:: Stored records ::

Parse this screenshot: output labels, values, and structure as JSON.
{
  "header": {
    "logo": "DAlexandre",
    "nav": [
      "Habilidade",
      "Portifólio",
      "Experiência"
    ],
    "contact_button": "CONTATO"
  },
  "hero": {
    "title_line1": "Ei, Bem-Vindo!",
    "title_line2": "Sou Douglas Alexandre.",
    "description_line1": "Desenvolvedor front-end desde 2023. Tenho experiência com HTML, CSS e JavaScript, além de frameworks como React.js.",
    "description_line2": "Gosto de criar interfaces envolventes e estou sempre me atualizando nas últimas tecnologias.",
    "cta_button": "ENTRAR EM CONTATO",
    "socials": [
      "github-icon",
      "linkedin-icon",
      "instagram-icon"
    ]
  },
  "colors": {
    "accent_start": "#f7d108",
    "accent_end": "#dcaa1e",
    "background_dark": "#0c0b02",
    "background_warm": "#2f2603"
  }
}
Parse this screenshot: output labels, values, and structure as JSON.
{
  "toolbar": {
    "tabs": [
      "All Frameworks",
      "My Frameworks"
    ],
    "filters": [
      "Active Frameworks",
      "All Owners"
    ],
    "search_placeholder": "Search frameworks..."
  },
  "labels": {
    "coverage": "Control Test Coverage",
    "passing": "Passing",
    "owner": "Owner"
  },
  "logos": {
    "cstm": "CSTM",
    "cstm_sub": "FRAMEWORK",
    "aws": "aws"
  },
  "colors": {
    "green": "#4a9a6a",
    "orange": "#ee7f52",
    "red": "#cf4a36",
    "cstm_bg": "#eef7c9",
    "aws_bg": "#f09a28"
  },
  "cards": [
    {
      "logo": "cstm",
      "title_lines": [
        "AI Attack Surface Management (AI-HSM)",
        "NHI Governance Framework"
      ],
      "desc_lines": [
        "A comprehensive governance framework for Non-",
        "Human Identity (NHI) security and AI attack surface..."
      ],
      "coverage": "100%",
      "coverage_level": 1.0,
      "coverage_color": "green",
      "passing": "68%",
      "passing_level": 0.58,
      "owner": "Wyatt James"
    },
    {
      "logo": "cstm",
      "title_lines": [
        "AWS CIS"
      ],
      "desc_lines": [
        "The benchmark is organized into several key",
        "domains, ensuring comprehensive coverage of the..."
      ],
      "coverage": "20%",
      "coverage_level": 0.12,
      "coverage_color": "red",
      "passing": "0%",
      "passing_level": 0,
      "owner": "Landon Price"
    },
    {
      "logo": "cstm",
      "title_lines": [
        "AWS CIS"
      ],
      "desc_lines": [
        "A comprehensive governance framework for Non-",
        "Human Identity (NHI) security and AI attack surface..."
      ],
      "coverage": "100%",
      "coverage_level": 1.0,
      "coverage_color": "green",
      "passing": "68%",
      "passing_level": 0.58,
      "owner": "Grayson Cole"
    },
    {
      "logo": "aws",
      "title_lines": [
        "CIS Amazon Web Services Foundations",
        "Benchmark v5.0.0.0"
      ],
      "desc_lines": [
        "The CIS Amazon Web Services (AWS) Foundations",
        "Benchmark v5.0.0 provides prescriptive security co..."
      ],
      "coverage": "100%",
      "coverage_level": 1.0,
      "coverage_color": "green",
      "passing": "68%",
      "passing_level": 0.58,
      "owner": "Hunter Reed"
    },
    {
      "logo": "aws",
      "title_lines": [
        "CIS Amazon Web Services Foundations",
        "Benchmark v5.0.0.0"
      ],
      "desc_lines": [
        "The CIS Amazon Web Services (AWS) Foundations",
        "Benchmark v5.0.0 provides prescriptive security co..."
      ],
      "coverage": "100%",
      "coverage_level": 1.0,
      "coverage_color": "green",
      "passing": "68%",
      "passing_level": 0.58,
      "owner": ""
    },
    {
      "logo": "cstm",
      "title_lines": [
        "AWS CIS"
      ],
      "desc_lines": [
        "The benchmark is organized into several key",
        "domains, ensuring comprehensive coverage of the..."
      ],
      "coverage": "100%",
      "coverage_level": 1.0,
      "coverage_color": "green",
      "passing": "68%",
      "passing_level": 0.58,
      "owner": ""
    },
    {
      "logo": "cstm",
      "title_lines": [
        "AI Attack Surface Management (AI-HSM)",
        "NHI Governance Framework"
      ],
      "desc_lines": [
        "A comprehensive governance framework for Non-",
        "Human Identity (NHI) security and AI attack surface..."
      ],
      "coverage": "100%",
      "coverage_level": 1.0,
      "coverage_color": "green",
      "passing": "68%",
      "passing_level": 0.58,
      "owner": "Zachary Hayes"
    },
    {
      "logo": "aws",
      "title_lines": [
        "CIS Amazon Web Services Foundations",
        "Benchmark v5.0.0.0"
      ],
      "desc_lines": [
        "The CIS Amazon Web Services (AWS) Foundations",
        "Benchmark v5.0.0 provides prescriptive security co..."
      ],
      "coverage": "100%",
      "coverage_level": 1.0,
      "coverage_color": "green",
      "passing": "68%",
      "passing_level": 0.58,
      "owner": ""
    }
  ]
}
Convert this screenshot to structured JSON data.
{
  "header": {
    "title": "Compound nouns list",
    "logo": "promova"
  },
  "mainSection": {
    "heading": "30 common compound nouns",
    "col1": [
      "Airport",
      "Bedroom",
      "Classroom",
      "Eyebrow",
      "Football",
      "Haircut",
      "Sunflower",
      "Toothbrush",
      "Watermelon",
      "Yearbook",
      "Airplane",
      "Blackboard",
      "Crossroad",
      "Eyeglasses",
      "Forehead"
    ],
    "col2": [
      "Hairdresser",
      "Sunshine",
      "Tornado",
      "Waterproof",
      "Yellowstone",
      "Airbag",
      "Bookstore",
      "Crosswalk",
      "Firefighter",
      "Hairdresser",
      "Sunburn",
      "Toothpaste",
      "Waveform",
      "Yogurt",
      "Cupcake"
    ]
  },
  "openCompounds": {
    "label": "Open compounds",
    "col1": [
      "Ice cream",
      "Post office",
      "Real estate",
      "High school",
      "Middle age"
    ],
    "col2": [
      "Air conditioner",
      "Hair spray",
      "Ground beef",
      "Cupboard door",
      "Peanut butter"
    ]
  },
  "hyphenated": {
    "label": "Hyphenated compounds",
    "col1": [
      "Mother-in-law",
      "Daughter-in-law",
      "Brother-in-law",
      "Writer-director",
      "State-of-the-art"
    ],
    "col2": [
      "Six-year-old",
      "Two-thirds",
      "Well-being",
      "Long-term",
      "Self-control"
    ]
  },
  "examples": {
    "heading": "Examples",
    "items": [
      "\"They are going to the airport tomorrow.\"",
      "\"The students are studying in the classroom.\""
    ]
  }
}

:::

Exercise aim:
From the records above, extract everything verbatim.

Completed task:
Parse this screenshot: output labels, values, and structure as JSON.
{
  "header": {
    "logo": "DAlexandre",
    "nav": [
      "Habilidade",
      "Portifólio",
      "Experiência"
    ],
    "contact_button": "CONTATO"
  },
  "hero": {
    "title_line1": "Ei, Bem-Vindo!",
    "title_line2": "Sou Douglas Alexandre.",
    "description_line1": "Desenvolvedor front-end desde 2023. Tenho experiência com HTML, CSS e JavaScript, além de frameworks como React.js.",
    "description_line2": "Gosto de criar interfaces envolventes e estou sempre me atualizando nas últimas tecnologias.",
    "cta_button": "ENTRAR EM CONTATO",
    "socials": [
      "github-icon",
      "linkedin-icon",
      "instagram-icon"
    ]
  },
  "colors": {
    "accent_start": "#f7d108",
    "accent_end": "#dcaa1e",
    "background_dark": "#0c0b02",
    "background_warm": "#2f2603"
  }
}
Parse this screenshot: output labels, values, and structure as JSON.
{
  "toolbar": {
    "tabs": [
      "All Frameworks",
      "My Frameworks"
    ],
    "filters": [
      "Active Frameworks",
      "All Owners"
    ],
    "search_placeholder": "Search frameworks..."
  },
  "labels": {
    "coverage": "Control Test Coverage",
    "passing": "Passing",
    "owner": "Owner"
  },
  "logos": {
    "cstm": "CSTM",
    "cstm_sub": "FRAMEWORK",
    "aws": "aws"
  },
  "colors": {
    "green": "#4a9a6a",
    "orange": "#ee7f52",
    "red": "#cf4a36",
    "cstm_bg": "#eef7c9",
    "aws_bg": "#f09a28"
  },
  "cards": [
    {
      "logo": "cstm",
      "title_lines": [
        "AI Attack Surface Management (AI-HSM)",
        "NHI Governance Framework"
      ],
      "desc_lines": [
        "A comprehensive governance framework for Non-",
        "Human Identity (NHI) security and AI attack surface..."
      ],
      "coverage": "100%",
      "coverage_level": 1.0,
      "coverage_color": "green",
      "passing": "68%",
      "passing_level": 0.58,
      "owner": "Wyatt James"
    },
    {
      "logo": "cstm",
      "title_lines": [
        "AWS CIS"
      ],
      "desc_lines": [
        "The benchmark is organized into several key",
        "domains, ensuring comprehensive coverage of the..."
      ],
      "coverage": "20%",
      "coverage_level": 0.12,
      "coverage_color": "red",
      "passing": "0%",
      "passing_level": 0,
      "owner": "Landon Price"
    },
    {
      "logo": "cstm",
      "title_lines": [
        "AWS CIS"
      ],
      "desc_lines": [
        "A comprehensive governance framework for Non-",
        "Human Identity (NHI) security and AI attack surface..."
      ],
      "coverage": "100%",
      "coverage_level": 1.0,
      "coverage_color": "green",
      "passing": "68%",
      "passing_level": 0.58,
      "owner": "Grayson Cole"
    },
    {
      "logo": "aws",
      "title_lines": [
        "CIS Amazon Web Services Foundations",
        "Benchmark v5.0.0.0"
      ],
      "desc_lines": [
        "The CIS Amazon Web Services (AWS) Foundations",
        "Benchmark v5.0.0 provides prescriptive security co..."
      ],
      "coverage": "100%",
      "coverage_level": 1.0,
      "coverage_color": "green",
      "passing": "68%",
      "passing_level": 0.58,
      "owner": "Hunter Reed"
    },
    {
      "logo": "aws",
      "title_lines": [
        "CIS Amazon Web Services Foundations",
        "Benchmark v5.0.0.0"
      ],
      "desc_lines": [
        "The CIS Amazon Web Services (AWS) Foundations",
        "Benchmark v5.0.0 provides prescriptive security co..."
      ],
      "coverage": "100%",
      "coverage_level": 1.0,
      "coverage_color": "green",
      "passing": "68%",
      "passing_level": 0.58,
      "owner": ""
    },
    {
      "logo": "cstm",
      "title_lines": [
        "AWS CIS"
      ],
      "desc_lines": [
        "The benchmark is organized into several key",
        "domains, ensuring comprehensive coverage of the..."
      ],
      "coverage": "100%",
      "coverage_level": 1.0,
      "coverage_color": "green",
      "passing": "68%",
      "passing_level": 0.58,
      "owner": ""
    },
    {
      "logo": "cstm",
      "title_lines": [
        "AI Attack Surface Management (AI-HSM)",
        "NHI Governance Framework"
      ],
      "desc_lines": [
        "A comprehensive governance framework for Non-",
        "Human Identity (NHI) security and AI attack surface..."
      ],
      "coverage": "100%",
      "coverage_level": 1.0,
      "coverage_color": "green",
      "passing": "68%",
      "passing_level": 0.58,
      "owner": "Zachary Hayes"
    },
    {
      "logo": "aws",
      "title_lines": [
        "CIS Amazon Web Services Foundations",
        "Benchmark v5.0.0.0"
      ],
      "desc_lines": [
        "The CIS Amazon Web Services (AWS) Foundations",
        "Benchmark v5.0.0 provides prescriptive security co..."
      ],
      "coverage": "100%",
      "coverage_level": 1.0,
      "coverage_color": "green",
      "passing": "68%",
      "passing_level": 0.58,
      "owner": ""
    }
  ]
}
Convert this screenshot to structured JSON data.
{
  "header": {
    "title": "Compound nouns list",
    "logo": "promova"
  },
  "mainSection": {
    "heading": "30 common compound nouns",
    "col1": [
      "Airport",
      "Bedroom",
      "Classroom",
      "Eyebrow",
      "Football",
      "Haircut",
      "Sunflower",
      "Toothbrush",
      "Watermelon",
      "Yearbook",
      "Airplane",
      "Blackboard",
      "Crossroad",
      "Eyeglasses",
      "Forehead"
    ],
    "col2": [
      "Hairdresser",
      "Sunshine",
      "Tornado",
      "Waterproof",
      "Yellowstone",
      "Airbag",
      "Bookstore",
      "Crosswalk",
      "Firefighter",
      "Hairdresser",
      "Sunburn",
      "Toothpaste",
      "Waveform",
      "Yogurt",
      "Cupcake"
    ]
  },
  "openCompounds": {
    "label": "Open compounds",
    "col1": [
      "Ice cream",
      "Post office",
      "Real estate",
      "High school",
      "Middle age"
    ],
    "col2": [
      "Air conditioner",
      "Hair spray",
      "Ground beef",
      "Cupboard door",
      "Peanut butter"
    ]
  },
  "hyphenated": {
    "label": "Hyphenated compounds",
    "col1": [
      "Mother-in-law",
      "Daughter-in-law",
      "Brother-in-law",
      "Writer-director",
      "State-of-the-art"
    ],
    "col2": [
      "Six-year-old",
      "Two-thirds",
      "Well-being",
      "Long-term",
      "Self-control"
    ]
  },
  "examples": {
    "heading": "Examples",
    "items": [
      "\"They are going to the airport tomorrow.\"",
      "\"The students are studying in the classroom.\""
    ]
  }
}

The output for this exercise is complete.